** Task description **
Write out the entire listing below exactly as it appears, minus any pictures.

-------

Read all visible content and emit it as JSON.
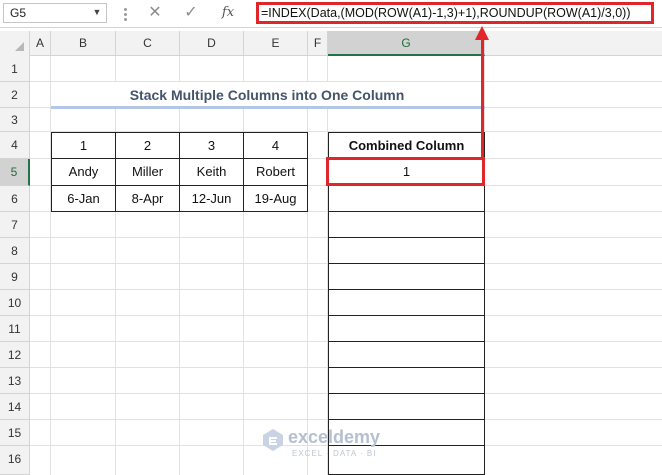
{
  "formula_bar": {
    "name_box": "G5",
    "cancel_glyph": "✕",
    "enter_glyph": "✓",
    "fx_label": "fx",
    "formula": "=INDEX(Data,(MOD(ROW(A1)-1,3)+1),ROUNDUP(ROW(A1)/3,0))"
  },
  "columns": [
    "A",
    "B",
    "C",
    "D",
    "E",
    "F",
    "G"
  ],
  "rows": [
    "1",
    "2",
    "3",
    "4",
    "5",
    "6",
    "7",
    "8",
    "9",
    "10",
    "11",
    "12",
    "13",
    "14",
    "15",
    "16"
  ],
  "selected": {
    "column": "G",
    "row": "5"
  },
  "title": "Stack Multiple Columns into One Column",
  "data_table": {
    "headers": [
      "1",
      "2",
      "3",
      "4"
    ],
    "rows": [
      [
        "Andy",
        "Miller",
        "Keith",
        "Robert"
      ],
      [
        "6-Jan",
        "8-Apr",
        "12-Jun",
        "19-Aug"
      ]
    ]
  },
  "combined": {
    "header": "Combined Column",
    "values": [
      "1",
      "",
      "",
      "",
      "",
      "",
      "",
      "",
      "",
      "",
      "",
      ""
    ]
  },
  "watermark": {
    "name": "exceldemy",
    "tagline": "EXCEL · DATA · BI"
  },
  "colors": {
    "highlight_border": "#e0262a",
    "title_underline": "#b4c6e7",
    "selection_header": "#217346"
  }
}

-------

** Result **
Read all visible content and emit it as JSON.
{
  "formula_bar": {
    "name_box": "G5",
    "cancel_glyph": "✕",
    "enter_glyph": "✓",
    "fx_label": "fx",
    "formula": "=INDEX(Data,(MOD(ROW(A1)-1,3)+1),ROUNDUP(ROW(A1)/3,0))"
  },
  "columns": [
    "A",
    "B",
    "C",
    "D",
    "E",
    "F",
    "G"
  ],
  "rows": [
    "1",
    "2",
    "3",
    "4",
    "5",
    "6",
    "7",
    "8",
    "9",
    "10",
    "11",
    "12",
    "13",
    "14",
    "15",
    "16"
  ],
  "selected": {
    "column": "G",
    "row": "5"
  },
  "title": "Stack Multiple Columns into One Column",
  "data_table": {
    "headers": [
      "1",
      "2",
      "3",
      "4"
    ],
    "rows": [
      [
        "Andy",
        "Miller",
        "Keith",
        "Robert"
      ],
      [
        "6-Jan",
        "8-Apr",
        "12-Jun",
        "19-Aug"
      ]
    ]
  },
  "combined": {
    "header": "Combined Column",
    "values": [
      "1",
      "",
      "",
      "",
      "",
      "",
      "",
      "",
      "",
      "",
      "",
      ""
    ]
  },
  "watermark": {
    "name": "exceldemy",
    "tagline": "EXCEL · DATA · BI"
  },
  "colors": {
    "highlight_border": "#e0262a",
    "title_underline": "#b4c6e7",
    "selection_header": "#217346"
  }
}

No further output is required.